• To do:
Convert the rows into a JSON list of strings with one string per line, skipping any blank lines.

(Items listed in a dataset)
============

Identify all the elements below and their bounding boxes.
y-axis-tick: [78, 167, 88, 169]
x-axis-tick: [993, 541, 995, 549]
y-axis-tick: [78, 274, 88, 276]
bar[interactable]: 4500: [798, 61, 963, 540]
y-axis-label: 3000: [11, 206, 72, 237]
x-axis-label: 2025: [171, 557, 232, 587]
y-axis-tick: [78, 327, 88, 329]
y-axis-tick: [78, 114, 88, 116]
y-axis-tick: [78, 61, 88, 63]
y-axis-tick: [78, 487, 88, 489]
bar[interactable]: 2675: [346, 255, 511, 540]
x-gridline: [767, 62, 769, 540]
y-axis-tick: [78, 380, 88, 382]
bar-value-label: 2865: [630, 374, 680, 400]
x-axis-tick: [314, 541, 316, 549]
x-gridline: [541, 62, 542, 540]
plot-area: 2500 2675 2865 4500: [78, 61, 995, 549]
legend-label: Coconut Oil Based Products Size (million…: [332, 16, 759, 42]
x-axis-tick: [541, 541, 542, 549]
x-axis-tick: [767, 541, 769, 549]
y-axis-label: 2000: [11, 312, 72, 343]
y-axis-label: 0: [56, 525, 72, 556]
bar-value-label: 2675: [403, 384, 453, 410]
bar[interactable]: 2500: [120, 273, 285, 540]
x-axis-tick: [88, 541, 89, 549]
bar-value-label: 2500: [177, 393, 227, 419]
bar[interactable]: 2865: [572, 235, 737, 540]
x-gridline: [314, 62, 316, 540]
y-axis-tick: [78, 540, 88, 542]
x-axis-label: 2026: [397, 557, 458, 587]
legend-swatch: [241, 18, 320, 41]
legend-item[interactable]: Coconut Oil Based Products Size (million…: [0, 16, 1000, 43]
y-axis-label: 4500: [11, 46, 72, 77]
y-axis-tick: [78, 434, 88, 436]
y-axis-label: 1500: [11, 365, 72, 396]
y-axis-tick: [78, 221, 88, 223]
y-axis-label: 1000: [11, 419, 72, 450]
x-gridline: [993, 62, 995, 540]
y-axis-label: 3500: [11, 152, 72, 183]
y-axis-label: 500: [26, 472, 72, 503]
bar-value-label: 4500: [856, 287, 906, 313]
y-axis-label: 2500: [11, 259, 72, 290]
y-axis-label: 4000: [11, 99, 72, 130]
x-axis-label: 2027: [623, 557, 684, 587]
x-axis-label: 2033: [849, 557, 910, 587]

============

• Solved problem:
[
  "Identify all the elements below and their bounding boxes.",
  "y-axis-tick: [78, 167, 88, 169]",
  "x-axis-tick: [993, 541, 995, 549]",
  "y-axis-tick: [78, 274, 88, 276]",
  "bar[interactable]: 4500: [798, 61, 963, 540]",
  "y-axis-label: 3000: [11, 206, 72, 237]",
  "x-axis-label: 2025: [171, 557, 232, 587]",
  "y-axis-tick: [78, 327, 88, 329]",
  "y-axis-tick: [78, 114, 88, 116]",
  "y-axis-tick: [78, 61, 88, 63]",
  "y-axis-tick: [78, 487, 88, 489]",
  "bar[interactable]: 2675: [346, 255, 511, 540]",
  "x-gridline: [767, 62, 769, 540]",
  "y-axis-tick: [78, 380, 88, 382]",
  "bar-value-label: 2865: [630, 374, 680, 400]",
  "x-axis-tick: [314, 541, 316, 549]",
  "x-gridline: [541, 62, 542, 540]",
  "plot-area: 2500 2675 2865 4500: [78, 61, 995, 549]",
  "legend-label: Coconut Oil Based Products Size (million…: [332, 16, 759, 42]",
  "x-axis-tick: [541, 541, 542, 549]",
  "x-axis-tick: [767, 541, 769, 549]",
  "y-axis-label: 2000: [11, 312, 72, 343]",
  "y-axis-label: 0: [56, 525, 72, 556]",
  "bar-value-label: 2675: [403, 384, 453, 410]",
  "bar[interactable]: 2500: [120, 273, 285, 540]",
  "x-axis-tick: [88, 541, 89, 549]",
  "bar-value-label: 2500: [177, 393, 227, 419]",
  "bar[interactable]: 2865: [572, 235, 737, 540]",
  "x-gridline: [314, 62, 316, 540]",
  "y-axis-tick: [78, 540, 88, 542]",
  "x-axis-label: 2026: [397, 557, 458, 587]",
  "legend-swatch: [241, 18, 320, 41]",
  "legend-item[interactable]: Coconut Oil Based Products Size (million…: [0, 16, 1000, 43]",
  "y-axis-label: 4500: [11, 46, 72, 77]",
  "y-axis-tick: [78, 434, 88, 436]",
  "y-axis-label: 1500: [11, 365, 72, 396]",
  "y-axis-tick: [78, 221, 88, 223]",
  "y-axis-label: 1000: [11, 419, 72, 450]",
  "x-gridline: [993, 62, 995, 540]",
  "y-axis-label: 3500: [11, 152, 72, 183]",
  "y-axis-label: 500: [26, 472, 72, 503]",
  "bar-value-label: 4500: [856, 287, 906, 313]",
  "y-axis-label: 2500: [11, 259, 72, 290]",
  "y-axis-label: 4000: [11, 99, 72, 130]",
  "x-axis-label: 2027: [623, 557, 684, 587]",
  "x-axis-label: 2033: [849, 557, 910, 587]"
]